- **Document segment**
** begin **

Then I drove it in the rain. At the first medium sharp bend, the back end came suddenly around and the whole truck spun 360 degrees. It was a minor miracle I didn’t crash into anything. Next corner, the same thing happened, although I was anticipating it this time and was able to keep it to a major fishtail, rather than a full spin out. I had to drive slower than grandma to get home. After a few more close calls, I finally disconnected the rear sway bar which made the truck safe to drive again, although with the big front bar still in place, understeer was pronounced. A stock rear bar salvaged from a Camper Special truck (about half the diameter of the aftermarket one) was my eventual solution.
Anyhow, it taught me a lesson about oversize rear sway bars. On my '69 Cougar, after considerable trial and error, I’ve settled on a 15/16" front bar, adjustable 5/8" rear bar, factory “Competition Suspension” springs, 3-way adjustable conventional (not gas) shocks, roller spring perches and the Shelby/Arning drop. This is not the ultimate track setup by any means, but I find it gives great street handling while maintaining a comfortable, compliant ride.
I realize what works for one person may not work for another, so use the 1" rear bar if you want to. Just be careful in the rain!

Good story! I have a factory 70 rear sway bar,minus the hardware, and I have another front sway bar on the shelf. I’m not opposed to selling the one inch bar that I have- I don’t really know what else it would fit, or be used on. The 5/8 bar sounds more like what I want for a street car.

** end **

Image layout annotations
** begin **

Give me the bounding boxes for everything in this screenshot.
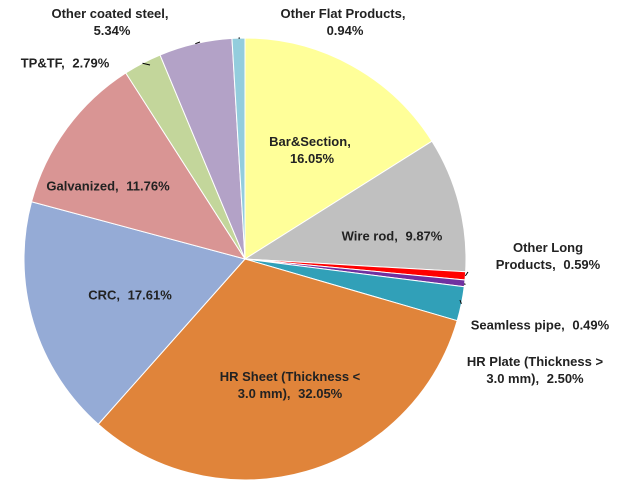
value-label: 0.94% [326,23,364,38]
value-label: 16.05% [289,151,335,166]
category-label: TP&TF, [20,55,65,71]
data-label: Wire rod, 9.87% [322,228,462,245]
data-label: TP&TF, 2.79% [10,55,120,72]
leader-line [459,299,462,305]
data-label: HR Sheet (Thickness < 3.0 mm), 32.05% [210,368,370,402]
category-label: Other Flat Products, [280,6,406,21]
data-label: Other Flat Products, 0.94% [268,5,418,39]
data-label: Other coated steel, 5.34% [40,5,180,39]
pie-slice [97,258,458,481]
category-label: CRC, [88,287,121,303]
category-label: Other Long Products, [495,240,584,272]
data-label: Galvanized, 11.76% [38,178,178,195]
pie-slice [244,37,433,260]
value-label: 32.05% [298,386,343,401]
pie-slice [30,72,247,260]
data-label: Other Long Products, 0.59% [493,239,603,273]
category-label: Wire rod, [341,228,398,244]
leader-line [195,41,201,45]
data-label: Seamless pipe, 0.49% [470,317,610,334]
category-label: HR Plate (Thickness > 3.0 mm), [466,354,604,386]
category-label: Other coated steel, [51,6,169,21]
category-label: Galvanized, [46,178,119,194]
category-label: Bar&Section, [269,134,351,149]
value-label: 11.76% [126,178,170,194]
value-label: 2.79% [72,55,110,71]
data-label: Bar&Section, 16.05% [260,133,360,167]
value-label: 0.49% [572,317,610,333]
value-label: 17.61% [127,287,172,303]
value-label: 2.50% [546,371,584,386]
data-label: HR Plate (Thickness > 3.0 mm), 2.50% [460,353,610,387]
data-label: CRC, 17.61% [75,287,185,304]
value-label: 0.59% [563,257,601,272]
category-label: Seamless pipe, [470,317,565,333]
value-label: 9.87% [405,228,443,244]
category-label: HR Sheet (Thickness < 3.0 mm), [219,369,361,401]
leader-line [464,271,469,277]
leader-line [142,62,151,66]
pie-slice [23,201,246,425]
pie-slice [243,140,467,273]
value-label: 5.34% [93,23,131,38]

** end **

- **Your tasks**
1 - In the sway bar text, what size is the front sway bar the writer settled on for the '69 Cougar?
2 - Pick up the sway bar text after its last sentence and carry it further.
This material has no connection to the sway bar text.

- **Answers to each task**
1 - A 15/16" front bar.

2 -
A 1" rear bar is way to big!
The factory rear bar is typically 1/2", which works well with a 15/16" front bar and OEM competition springs. I auto-crossed my big block Cougar with a 15/16" front and 5/8" rear bar and found it to have good balance.
However, with a 1" front bar, you will probably need an 11/16" or 3/4" rear bar.
Unfortunately Addco no longer makes the 3/4" bar but insists on selling a 7/8" bar. I ran that 7/8" rear bar along with an 1 1/8" front bar on my '67 SB road race car until I discovered it caused the inside rear tire to get light coming out of tight fast corners - making that tire loose traction and speed.

The geometry of the Cougar rear bar can be replicated with a simple U-bend, so replicating a Stam-Bar is possible (good since Stam-Bar is out of business). Constructing the sliding-block clamp used to connected the upright is slightly more difficult.
Just noticed that Cobra Automotive still lists 5/8", 11/16", and 3/4" rear “Stam-Bars”.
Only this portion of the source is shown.